Start Supplied data

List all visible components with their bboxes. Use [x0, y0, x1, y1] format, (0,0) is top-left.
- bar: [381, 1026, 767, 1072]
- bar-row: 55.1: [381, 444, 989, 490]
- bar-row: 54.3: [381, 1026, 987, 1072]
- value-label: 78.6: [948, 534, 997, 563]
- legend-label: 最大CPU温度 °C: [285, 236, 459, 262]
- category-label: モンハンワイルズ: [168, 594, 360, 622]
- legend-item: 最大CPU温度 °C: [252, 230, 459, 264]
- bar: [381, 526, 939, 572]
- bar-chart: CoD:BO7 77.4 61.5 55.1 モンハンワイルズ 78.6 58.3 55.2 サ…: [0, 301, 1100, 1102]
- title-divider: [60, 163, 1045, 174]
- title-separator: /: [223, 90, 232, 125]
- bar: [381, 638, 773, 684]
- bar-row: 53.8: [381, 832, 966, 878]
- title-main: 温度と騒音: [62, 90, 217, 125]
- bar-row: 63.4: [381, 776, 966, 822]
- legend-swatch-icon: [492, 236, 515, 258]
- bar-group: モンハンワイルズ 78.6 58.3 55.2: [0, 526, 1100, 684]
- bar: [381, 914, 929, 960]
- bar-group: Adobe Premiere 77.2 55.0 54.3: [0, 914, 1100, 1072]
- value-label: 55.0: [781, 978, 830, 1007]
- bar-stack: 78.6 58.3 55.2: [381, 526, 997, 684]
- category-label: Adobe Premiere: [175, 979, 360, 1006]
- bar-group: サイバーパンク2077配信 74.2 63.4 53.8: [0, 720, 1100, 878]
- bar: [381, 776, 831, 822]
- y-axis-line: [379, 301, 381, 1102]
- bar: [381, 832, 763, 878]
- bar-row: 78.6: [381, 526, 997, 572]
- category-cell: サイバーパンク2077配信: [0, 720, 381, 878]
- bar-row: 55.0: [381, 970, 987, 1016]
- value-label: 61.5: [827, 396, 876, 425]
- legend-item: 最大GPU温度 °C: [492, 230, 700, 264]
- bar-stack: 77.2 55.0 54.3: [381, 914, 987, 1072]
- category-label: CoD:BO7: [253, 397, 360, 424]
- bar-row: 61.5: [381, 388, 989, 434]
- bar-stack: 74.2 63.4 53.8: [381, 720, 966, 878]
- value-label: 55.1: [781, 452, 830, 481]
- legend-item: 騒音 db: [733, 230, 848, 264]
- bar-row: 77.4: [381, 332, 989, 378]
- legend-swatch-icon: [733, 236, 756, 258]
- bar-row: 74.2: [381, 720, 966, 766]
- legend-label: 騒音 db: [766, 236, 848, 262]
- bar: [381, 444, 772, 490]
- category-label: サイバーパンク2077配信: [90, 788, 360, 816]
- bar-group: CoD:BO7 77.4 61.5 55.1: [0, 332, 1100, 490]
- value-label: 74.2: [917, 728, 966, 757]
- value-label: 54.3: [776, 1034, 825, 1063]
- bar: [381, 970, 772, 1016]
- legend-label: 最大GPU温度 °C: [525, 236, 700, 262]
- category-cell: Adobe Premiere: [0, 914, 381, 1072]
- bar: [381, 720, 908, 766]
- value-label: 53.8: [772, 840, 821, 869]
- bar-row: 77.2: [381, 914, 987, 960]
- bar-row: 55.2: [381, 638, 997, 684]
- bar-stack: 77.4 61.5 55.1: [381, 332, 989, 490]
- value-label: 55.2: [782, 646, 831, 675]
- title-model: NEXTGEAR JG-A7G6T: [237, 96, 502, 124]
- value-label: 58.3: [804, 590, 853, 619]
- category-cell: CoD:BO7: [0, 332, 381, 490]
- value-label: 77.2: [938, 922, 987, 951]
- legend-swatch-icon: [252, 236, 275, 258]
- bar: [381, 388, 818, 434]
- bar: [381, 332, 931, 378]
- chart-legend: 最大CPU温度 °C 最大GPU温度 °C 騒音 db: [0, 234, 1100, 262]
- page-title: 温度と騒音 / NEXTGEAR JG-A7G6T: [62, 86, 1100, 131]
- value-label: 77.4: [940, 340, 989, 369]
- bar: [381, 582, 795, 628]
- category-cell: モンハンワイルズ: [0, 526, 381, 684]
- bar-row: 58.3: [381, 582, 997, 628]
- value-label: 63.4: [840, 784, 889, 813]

End Supplied data

- Written exercise -
Copy every line of the entries above into your answer, reproducing each one character for character.

- Full answer -
List all visible components with their bboxes. Use [x0, y0, x1, y1] format, (0,0) is top-left.
- bar: [381, 1026, 767, 1072]
- bar-row: 55.1: [381, 444, 989, 490]
- bar-row: 54.3: [381, 1026, 987, 1072]
- value-label: 78.6: [948, 534, 997, 563]
- legend-label: 最大CPU温度 °C: [285, 236, 459, 262]
- category-label: モンハンワイルズ: [168, 594, 360, 622]
- legend-item: 最大CPU温度 °C: [252, 230, 459, 264]
- bar: [381, 526, 939, 572]
- bar-chart: CoD:BO7 77.4 61.5 55.1 モンハンワイルズ 78.6 58.3 55.2 サ…: [0, 301, 1100, 1102]
- title-divider: [60, 163, 1045, 174]
- title-separator: /: [223, 90, 232, 125]
- bar: [381, 638, 773, 684]
- bar-row: 53.8: [381, 832, 966, 878]
- title-main: 温度と騒音: [62, 90, 217, 125]
- bar-row: 63.4: [381, 776, 966, 822]
- legend-swatch-icon: [492, 236, 515, 258]
- bar-group: モンハンワイルズ 78.6 58.3 55.2: [0, 526, 1100, 684]
- bar: [381, 914, 929, 960]
- bar-group: Adobe Premiere 77.2 55.0 54.3: [0, 914, 1100, 1072]
- value-label: 55.0: [781, 978, 830, 1007]
- bar-stack: 78.6 58.3 55.2: [381, 526, 997, 684]
- category-label: Adobe Premiere: [175, 979, 360, 1006]
- bar-group: サイバーパンク2077配信 74.2 63.4 53.8: [0, 720, 1100, 878]
- bar: [381, 776, 831, 822]
- y-axis-line: [379, 301, 381, 1102]
- bar: [381, 832, 763, 878]
- bar-row: 78.6: [381, 526, 997, 572]
- category-cell: サイバーパンク2077配信: [0, 720, 381, 878]
- bar-row: 55.0: [381, 970, 987, 1016]
- value-label: 61.5: [827, 396, 876, 425]
- legend-item: 最大GPU温度 °C: [492, 230, 700, 264]
- bar-stack: 77.2 55.0 54.3: [381, 914, 987, 1072]
- category-label: CoD:BO7: [253, 397, 360, 424]
- bar-row: 61.5: [381, 388, 989, 434]
- bar-stack: 74.2 63.4 53.8: [381, 720, 966, 878]
- value-label: 55.1: [781, 452, 830, 481]
- legend-item: 騒音 db: [733, 230, 848, 264]
- bar-row: 77.4: [381, 332, 989, 378]
- legend-swatch-icon: [733, 236, 756, 258]
- bar-row: 74.2: [381, 720, 966, 766]
- legend-label: 騒音 db: [766, 236, 848, 262]
- bar: [381, 444, 772, 490]
- category-label: サイバーパンク2077配信: [90, 788, 360, 816]
- bar-group: CoD:BO7 77.4 61.5 55.1: [0, 332, 1100, 490]
- value-label: 74.2: [917, 728, 966, 757]
- value-label: 54.3: [776, 1034, 825, 1063]
- bar: [381, 970, 772, 1016]
- legend-label: 最大GPU温度 °C: [525, 236, 700, 262]
- category-cell: Adobe Premiere: [0, 914, 381, 1072]
- bar: [381, 720, 908, 766]
- value-label: 53.8: [772, 840, 821, 869]
- bar-row: 77.2: [381, 914, 987, 960]
- bar-row: 55.2: [381, 638, 997, 684]
- bar-stack: 77.4 61.5 55.1: [381, 332, 989, 490]
- value-label: 55.2: [782, 646, 831, 675]
- title-model: NEXTGEAR JG-A7G6T: [237, 96, 502, 124]
- value-label: 58.3: [804, 590, 853, 619]
- category-cell: CoD:BO7: [0, 332, 381, 490]
- value-label: 77.2: [938, 922, 987, 951]
- legend-swatch-icon: [252, 236, 275, 258]
- bar: [381, 388, 818, 434]
- bar: [381, 332, 931, 378]
- chart-legend: 最大CPU温度 °C 最大GPU温度 °C 騒音 db: [0, 234, 1100, 262]
- page-title: 温度と騒音 / NEXTGEAR JG-A7G6T: [62, 86, 1100, 131]
- value-label: 77.4: [940, 340, 989, 369]
- bar: [381, 582, 795, 628]
- category-cell: モンハンワイルズ: [0, 526, 381, 684]
- bar-row: 58.3: [381, 582, 997, 628]
- value-label: 63.4: [840, 784, 889, 813]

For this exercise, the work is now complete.